*What you should do*. Exactly reproduce each entry, leaving out nothing.

*Material to process*.
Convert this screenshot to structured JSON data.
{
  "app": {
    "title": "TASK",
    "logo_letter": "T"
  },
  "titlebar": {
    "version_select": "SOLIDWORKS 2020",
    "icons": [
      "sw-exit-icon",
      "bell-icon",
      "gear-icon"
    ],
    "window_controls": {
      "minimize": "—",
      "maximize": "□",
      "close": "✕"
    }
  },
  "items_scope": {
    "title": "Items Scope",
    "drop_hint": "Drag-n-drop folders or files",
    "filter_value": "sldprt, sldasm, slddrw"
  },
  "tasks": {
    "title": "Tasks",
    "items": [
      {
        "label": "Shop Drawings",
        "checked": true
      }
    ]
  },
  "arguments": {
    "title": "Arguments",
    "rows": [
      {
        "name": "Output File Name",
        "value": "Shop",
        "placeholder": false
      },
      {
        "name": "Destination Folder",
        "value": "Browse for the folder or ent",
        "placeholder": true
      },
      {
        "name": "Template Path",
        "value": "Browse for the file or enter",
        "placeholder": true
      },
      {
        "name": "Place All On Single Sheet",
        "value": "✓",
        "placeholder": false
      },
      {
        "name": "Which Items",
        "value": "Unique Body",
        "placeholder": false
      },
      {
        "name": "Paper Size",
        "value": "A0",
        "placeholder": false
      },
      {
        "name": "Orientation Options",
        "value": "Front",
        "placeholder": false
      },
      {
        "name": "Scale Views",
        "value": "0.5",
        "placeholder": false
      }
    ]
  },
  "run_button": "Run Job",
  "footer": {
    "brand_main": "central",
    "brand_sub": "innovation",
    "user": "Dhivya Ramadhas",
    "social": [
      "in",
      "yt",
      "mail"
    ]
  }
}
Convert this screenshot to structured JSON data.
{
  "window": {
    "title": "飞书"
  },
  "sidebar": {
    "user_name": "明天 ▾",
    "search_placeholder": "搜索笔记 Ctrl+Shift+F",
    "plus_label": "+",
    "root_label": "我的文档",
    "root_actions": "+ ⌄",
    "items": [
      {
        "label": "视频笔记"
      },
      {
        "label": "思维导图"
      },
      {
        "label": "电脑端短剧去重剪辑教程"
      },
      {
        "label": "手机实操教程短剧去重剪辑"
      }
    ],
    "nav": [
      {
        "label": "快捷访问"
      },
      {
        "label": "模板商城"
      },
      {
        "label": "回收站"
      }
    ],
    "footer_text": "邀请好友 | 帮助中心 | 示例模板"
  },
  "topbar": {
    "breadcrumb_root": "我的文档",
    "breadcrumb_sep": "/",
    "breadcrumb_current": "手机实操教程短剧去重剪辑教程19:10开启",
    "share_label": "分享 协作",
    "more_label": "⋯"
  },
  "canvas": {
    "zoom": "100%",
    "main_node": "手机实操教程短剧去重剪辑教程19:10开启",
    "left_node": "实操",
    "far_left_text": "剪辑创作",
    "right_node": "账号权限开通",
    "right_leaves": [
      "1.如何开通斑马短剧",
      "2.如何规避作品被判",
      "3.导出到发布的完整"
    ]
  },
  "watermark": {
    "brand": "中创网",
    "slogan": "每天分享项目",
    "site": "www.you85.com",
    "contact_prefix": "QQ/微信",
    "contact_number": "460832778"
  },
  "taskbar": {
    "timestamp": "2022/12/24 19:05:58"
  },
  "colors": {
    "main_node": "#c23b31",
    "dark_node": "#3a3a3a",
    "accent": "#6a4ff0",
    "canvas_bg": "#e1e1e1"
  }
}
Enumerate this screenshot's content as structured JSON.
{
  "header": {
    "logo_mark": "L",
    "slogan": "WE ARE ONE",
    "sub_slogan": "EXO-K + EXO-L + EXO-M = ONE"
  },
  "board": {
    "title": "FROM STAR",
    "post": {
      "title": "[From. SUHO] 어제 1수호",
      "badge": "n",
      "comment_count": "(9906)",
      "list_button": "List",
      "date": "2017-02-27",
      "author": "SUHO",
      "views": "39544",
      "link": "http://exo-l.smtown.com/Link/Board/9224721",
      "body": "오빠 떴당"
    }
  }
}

*Answer*.
Convert this screenshot to structured JSON data.
{
  "app": {
    "title": "TASK",
    "logo_letter": "T"
  },
  "titlebar": {
    "version_select": "SOLIDWORKS 2020",
    "icons": [
      "sw-exit-icon",
      "bell-icon",
      "gear-icon"
    ],
    "window_controls": {
      "minimize": "—",
      "maximize": "□",
      "close": "✕"
    }
  },
  "items_scope": {
    "title": "Items Scope",
    "drop_hint": "Drag-n-drop folders or files",
    "filter_value": "sldprt, sldasm, slddrw"
  },
  "tasks": {
    "title": "Tasks",
    "items": [
      {
        "label": "Shop Drawings",
        "checked": true
      }
    ]
  },
  "arguments": {
    "title": "Arguments",
    "rows": [
      {
        "name": "Output File Name",
        "value": "Shop",
        "placeholder": false
      },
      {
        "name": "Destination Folder",
        "value": "Browse for the folder or ent",
        "placeholder": true
      },
      {
        "name": "Template Path",
        "value": "Browse for the file or enter",
        "placeholder": true
      },
      {
        "name": "Place All On Single Sheet",
        "value": "✓",
        "placeholder": false
      },
      {
        "name": "Which Items",
        "value": "Unique Body",
        "placeholder": false
      },
      {
        "name": "Paper Size",
        "value": "A0",
        "placeholder": false
      },
      {
        "name": "Orientation Options",
        "value": "Front",
        "placeholder": false
      },
      {
        "name": "Scale Views",
        "value": "0.5",
        "placeholder": false
      }
    ]
  },
  "run_button": "Run Job",
  "footer": {
    "brand_main": "central",
    "brand_sub": "innovation",
    "user": "Dhivya Ramadhas",
    "social": [
      "in",
      "yt",
      "mail"
    ]
  }
}
Convert this screenshot to structured JSON data.
{
  "window": {
    "title": "飞书"
  },
  "sidebar": {
    "user_name": "明天 ▾",
    "search_placeholder": "搜索笔记 Ctrl+Shift+F",
    "plus_label": "+",
    "root_label": "我的文档",
    "root_actions": "+ ⌄",
    "items": [
      {
        "label": "视频笔记"
      },
      {
        "label": "思维导图"
      },
      {
        "label": "电脑端短剧去重剪辑教程"
      },
      {
        "label": "手机实操教程短剧去重剪辑"
      }
    ],
    "nav": [
      {
        "label": "快捷访问"
      },
      {
        "label": "模板商城"
      },
      {
        "label": "回收站"
      }
    ],
    "footer_text": "邀请好友 | 帮助中心 | 示例模板"
  },
  "topbar": {
    "breadcrumb_root": "我的文档",
    "breadcrumb_sep": "/",
    "breadcrumb_current": "手机实操教程短剧去重剪辑教程19:10开启",
    "share_label": "分享 协作",
    "more_label": "⋯"
  },
  "canvas": {
    "zoom": "100%",
    "main_node": "手机实操教程短剧去重剪辑教程19:10开启",
    "left_node": "实操",
    "far_left_text": "剪辑创作",
    "right_node": "账号权限开通",
    "right_leaves": [
      "1.如何开通斑马短剧",
      "2.如何规避作品被判",
      "3.导出到发布的完整"
    ]
  },
  "watermark": {
    "brand": "中创网",
    "slogan": "每天分享项目",
    "site": "www.you85.com",
    "contact_prefix": "QQ/微信",
    "contact_number": "460832778"
  },
  "taskbar": {
    "timestamp": "2022/12/24 19:05:58"
  },
  "colors": {
    "main_node": "#c23b31",
    "dark_node": "#3a3a3a",
    "accent": "#6a4ff0",
    "canvas_bg": "#e1e1e1"
  }
}
Enumerate this screenshot's content as structured JSON.
{
  "header": {
    "logo_mark": "L",
    "slogan": "WE ARE ONE",
    "sub_slogan": "EXO-K + EXO-L + EXO-M = ONE"
  },
  "board": {
    "title": "FROM STAR",
    "post": {
      "title": "[From. SUHO] 어제 1수호",
      "badge": "n",
      "comment_count": "(9906)",
      "list_button": "List",
      "date": "2017-02-27",
      "author": "SUHO",
      "views": "39544",
      "link": "http://exo-l.smtown.com/Link/Board/9224721",
      "body": "오빠 떴당"
    }
  }
}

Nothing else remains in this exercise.